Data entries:

-- -- --

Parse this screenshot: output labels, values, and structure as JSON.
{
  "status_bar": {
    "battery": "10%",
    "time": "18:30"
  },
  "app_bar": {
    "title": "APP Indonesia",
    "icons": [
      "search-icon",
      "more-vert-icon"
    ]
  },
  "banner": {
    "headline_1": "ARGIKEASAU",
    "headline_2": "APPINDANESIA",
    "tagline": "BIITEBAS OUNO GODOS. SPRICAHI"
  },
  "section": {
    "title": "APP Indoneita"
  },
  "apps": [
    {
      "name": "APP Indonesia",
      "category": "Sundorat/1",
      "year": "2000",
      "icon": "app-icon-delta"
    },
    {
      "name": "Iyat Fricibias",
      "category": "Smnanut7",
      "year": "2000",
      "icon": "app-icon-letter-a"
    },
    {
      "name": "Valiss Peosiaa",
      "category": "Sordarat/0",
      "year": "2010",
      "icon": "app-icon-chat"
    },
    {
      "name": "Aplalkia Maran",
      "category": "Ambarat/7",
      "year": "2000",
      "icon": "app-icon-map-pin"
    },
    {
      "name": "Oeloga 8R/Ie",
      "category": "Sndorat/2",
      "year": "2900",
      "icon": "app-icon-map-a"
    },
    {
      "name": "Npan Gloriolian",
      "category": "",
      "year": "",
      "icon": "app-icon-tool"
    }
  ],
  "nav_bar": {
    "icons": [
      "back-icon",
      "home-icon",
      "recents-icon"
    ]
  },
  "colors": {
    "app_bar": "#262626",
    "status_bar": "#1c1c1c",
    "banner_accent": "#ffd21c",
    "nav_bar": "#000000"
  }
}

-- -- --

Prompt: Reproduce every entry shown above, precisely as it stands.

Correct answer:
Parse this screenshot: output labels, values, and structure as JSON.
{
  "status_bar": {
    "battery": "10%",
    "time": "18:30"
  },
  "app_bar": {
    "title": "APP Indonesia",
    "icons": [
      "search-icon",
      "more-vert-icon"
    ]
  },
  "banner": {
    "headline_1": "ARGIKEASAU",
    "headline_2": "APPINDANESIA",
    "tagline": "BIITEBAS OUNO GODOS. SPRICAHI"
  },
  "section": {
    "title": "APP Indoneita"
  },
  "apps": [
    {
      "name": "APP Indonesia",
      "category": "Sundorat/1",
      "year": "2000",
      "icon": "app-icon-delta"
    },
    {
      "name": "Iyat Fricibias",
      "category": "Smnanut7",
      "year": "2000",
      "icon": "app-icon-letter-a"
    },
    {
      "name": "Valiss Peosiaa",
      "category": "Sordarat/0",
      "year": "2010",
      "icon": "app-icon-chat"
    },
    {
      "name": "Aplalkia Maran",
      "category": "Ambarat/7",
      "year": "2000",
      "icon": "app-icon-map-pin"
    },
    {
      "name": "Oeloga 8R/Ie",
      "category": "Sndorat/2",
      "year": "2900",
      "icon": "app-icon-map-a"
    },
    {
      "name": "Npan Gloriolian",
      "category": "",
      "year": "",
      "icon": "app-icon-tool"
    }
  ],
  "nav_bar": {
    "icons": [
      "back-icon",
      "home-icon",
      "recents-icon"
    ]
  },
  "colors": {
    "app_bar": "#262626",
    "status_bar": "#1c1c1c",
    "banner_accent": "#ffd21c",
    "nav_bar": "#000000"
  }
}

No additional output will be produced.